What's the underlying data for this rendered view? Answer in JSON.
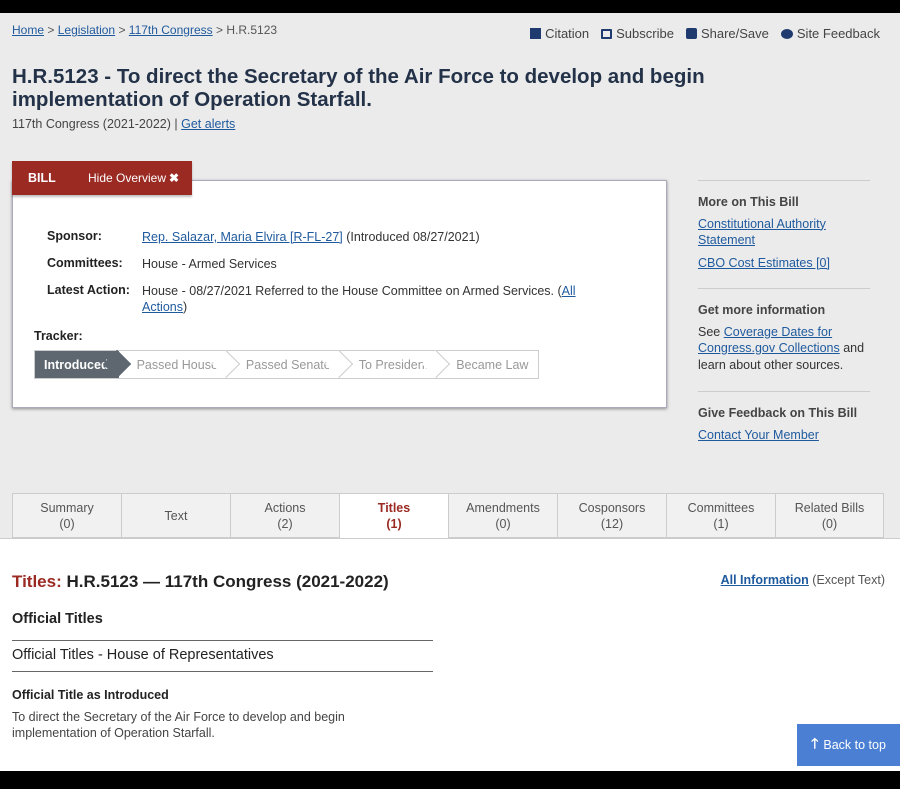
{
  "breadcrumb": {
    "items": [
      "Home",
      "Legislation",
      "117th Congress"
    ],
    "current": "H.R.5123"
  },
  "utils": {
    "citation": "Citation",
    "subscribe": "Subscribe",
    "share": "Share/Save",
    "feedback": "Site Feedback"
  },
  "bill": {
    "title": "H.R.5123 - To direct the Secretary of the Air Force to develop and begin implementation of Operation Starfall.",
    "congress": "117th Congress (2021-2022)",
    "separator": "|",
    "get_alerts": "Get alerts"
  },
  "overview": {
    "tab_label": "BILL",
    "hide_label": "Hide Overview",
    "sponsor_label": "Sponsor:",
    "sponsor_link": "Rep. Salazar, Maria Elvira [R-FL-27]",
    "sponsor_intro": " (Introduced 08/27/2021)",
    "committees_label": "Committees:",
    "committees_value": "House - Armed Services",
    "latest_label": "Latest Action:",
    "latest_value": "House - 08/27/2021 Referred to the House Committee on Armed Services.  (",
    "all_actions": "All Actions",
    "latest_close": ")",
    "tracker_label": "Tracker:",
    "tracker": [
      "Introduced",
      "Passed House",
      "Passed Senate",
      "To President",
      "Became Law"
    ]
  },
  "sidebar": {
    "more_title": "More on This Bill",
    "constitutional": "Constitutional Authority Statement",
    "cbo": "CBO Cost Estimates [0]",
    "info_title": "Get more information",
    "info_pre": "See ",
    "coverage_link": "Coverage Dates for Congress.gov Collections",
    "info_post": " and learn about other sources.",
    "feedback_title": "Give Feedback on This Bill",
    "contact": "Contact Your Member"
  },
  "tabs": [
    {
      "label": "Summary",
      "count": "(0)"
    },
    {
      "label": "Text",
      "count": ""
    },
    {
      "label": "Actions",
      "count": "(2)"
    },
    {
      "label": "Titles",
      "count": "(1)"
    },
    {
      "label": "Amendments",
      "count": "(0)"
    },
    {
      "label": "Cosponsors",
      "count": "(12)"
    },
    {
      "label": "Committees",
      "count": "(1)"
    },
    {
      "label": "Related Bills",
      "count": "(0)"
    }
  ],
  "content": {
    "heading_prefix": "Titles:",
    "heading": " H.R.5123 — 117th Congress (2021-2022)",
    "all_info": "All Information",
    "except_text": " (Except Text)",
    "official_titles": "Official Titles",
    "house_label": "Official Titles - House of Representatives",
    "intro_label": "Official Title as Introduced",
    "intro_text": "To direct the Secretary of the Air Force to develop and begin implementation of Operation Starfall."
  },
  "back_to_top": "Back to top"
}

- **Task prompt**: Return the records exactly. Don't carry the pictures over.

- **Solution to the problem**:
What's the underlying data for this rendered view? Answer in JSON.
{
  "breadcrumb": {
    "items": [
      "Home",
      "Legislation",
      "117th Congress"
    ],
    "current": "H.R.5123"
  },
  "utils": {
    "citation": "Citation",
    "subscribe": "Subscribe",
    "share": "Share/Save",
    "feedback": "Site Feedback"
  },
  "bill": {
    "title": "H.R.5123 - To direct the Secretary of the Air Force to develop and begin implementation of Operation Starfall.",
    "congress": "117th Congress (2021-2022)",
    "separator": "|",
    "get_alerts": "Get alerts"
  },
  "overview": {
    "tab_label": "BILL",
    "hide_label": "Hide Overview",
    "sponsor_label": "Sponsor:",
    "sponsor_link": "Rep. Salazar, Maria Elvira [R-FL-27]",
    "sponsor_intro": " (Introduced 08/27/2021)",
    "committees_label": "Committees:",
    "committees_value": "House - Armed Services",
    "latest_label": "Latest Action:",
    "latest_value": "House - 08/27/2021 Referred to the House Committee on Armed Services.  (",
    "all_actions": "All Actions",
    "latest_close": ")",
    "tracker_label": "Tracker:",
    "tracker": [
      "Introduced",
      "Passed House",
      "Passed Senate",
      "To President",
      "Became Law"
    ]
  },
  "sidebar": {
    "more_title": "More on This Bill",
    "constitutional": "Constitutional Authority Statement",
    "cbo": "CBO Cost Estimates [0]",
    "info_title": "Get more information",
    "info_pre": "See ",
    "coverage_link": "Coverage Dates for Congress.gov Collections",
    "info_post": " and learn about other sources.",
    "feedback_title": "Give Feedback on This Bill",
    "contact": "Contact Your Member"
  },
  "tabs": [
    {
      "label": "Summary",
      "count": "(0)"
    },
    {
      "label": "Text",
      "count": ""
    },
    {
      "label": "Actions",
      "count": "(2)"
    },
    {
      "label": "Titles",
      "count": "(1)"
    },
    {
      "label": "Amendments",
      "count": "(0)"
    },
    {
      "label": "Cosponsors",
      "count": "(12)"
    },
    {
      "label": "Committees",
      "count": "(1)"
    },
    {
      "label": "Related Bills",
      "count": "(0)"
    }
  ],
  "content": {
    "heading_prefix": "Titles:",
    "heading": " H.R.5123 — 117th Congress (2021-2022)",
    "all_info": "All Information",
    "except_text": " (Except Text)",
    "official_titles": "Official Titles",
    "house_label": "Official Titles - House of Representatives",
    "intro_label": "Official Title as Introduced",
    "intro_text": "To direct the Secretary of the Air Force to develop and begin implementation of Operation Starfall."
  },
  "back_to_top": "Back to top"
}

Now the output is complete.